> _Work required_:
Find and copy lines holding "label".
─── Provided data ───
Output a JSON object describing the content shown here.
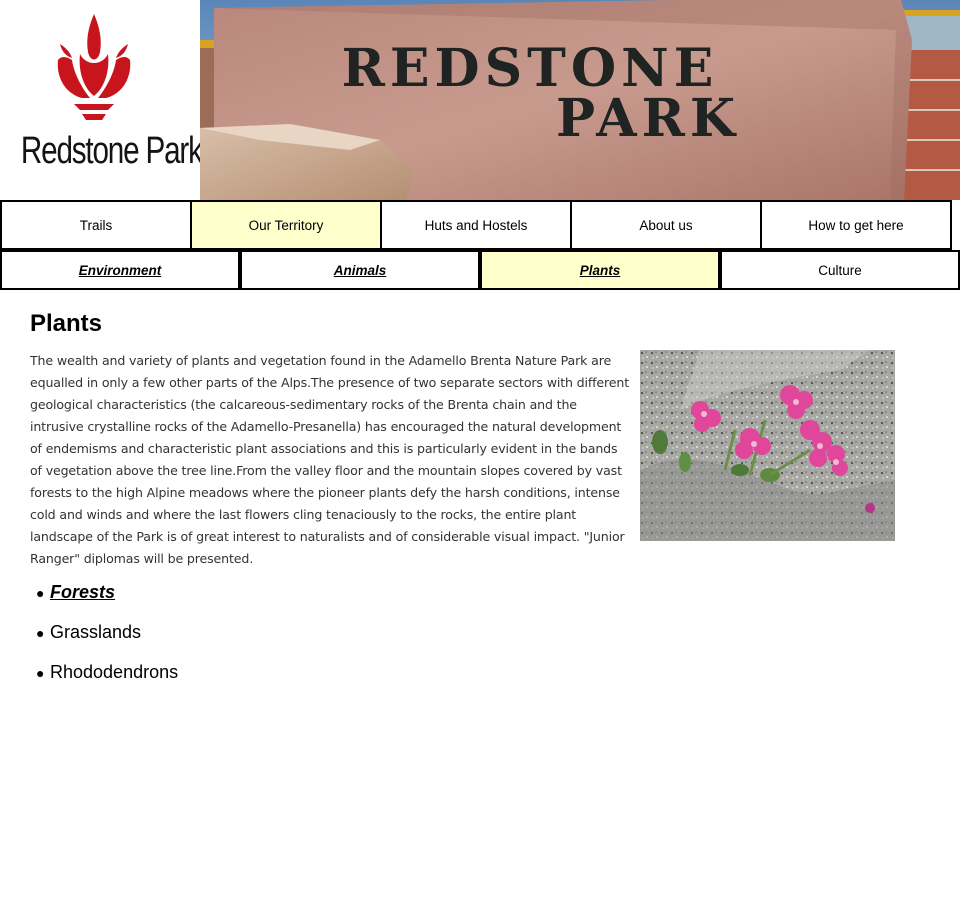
{
  "header": {
    "logo_text": "Redstone Park",
    "banner_text_line1": "REDSTONE",
    "banner_text_line2": "PARK"
  },
  "nav_primary": [
    {
      "label": "Trails",
      "active": false
    },
    {
      "label": "Our Territory",
      "active": true
    },
    {
      "label": "Huts and Hostels",
      "active": false
    },
    {
      "label": "About us",
      "active": false
    },
    {
      "label": "How to get here",
      "active": false
    }
  ],
  "nav_secondary": [
    {
      "label": "Environment",
      "active": false
    },
    {
      "label": "Animals",
      "active": false
    },
    {
      "label": "Plants",
      "active": true
    },
    {
      "label": "Culture",
      "active": false
    }
  ],
  "main": {
    "title": "Plants",
    "intro": "The wealth and variety of plants and vegetation found in the Adamello Brenta Nature Park are equalled in only a few other parts of the Alps.The presence of two separate sectors with different geological characteristics (the calcareous-sedimentary rocks of the Brenta chain and the intrusive crystalline rocks of the Adamello-Presanella) has encouraged the natural development of endemisms and characteristic plant associations and this is particularly evident in the bands of vegetation above the tree line.From the valley floor and the mountain slopes covered by vast forests to the high Alpine meadows where the pioneer plants defy the harsh conditions, intense cold and winds and where the last flowers cling tenaciously to the rocks, the entire plant landscape of the Park is of great interest to naturalists and of considerable visual impact. \"Junior Ranger\" diplomas will be presented.",
    "topics": [
      {
        "label": "Forests",
        "link": true
      },
      {
        "label": "Grasslands",
        "link": false
      },
      {
        "label": "Rhododendrons",
        "link": false
      }
    ]
  },
  "colors": {
    "active_tab": "#ffffcc",
    "logo_red": "#c8141c"
  }
}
───
> _Solution to the problem_:
      "label": "Trails",
      "label": "Our Territory",
      "label": "Huts and Hostels",
      "label": "About us",
      "label": "How to get here",
      "label": "Environment",
      "label": "Animals",
      "label": "Plants",
      "label": "Culture",
        "label": "Forests",
        "label": "Grasslands",
        "label": "Rhododendrons",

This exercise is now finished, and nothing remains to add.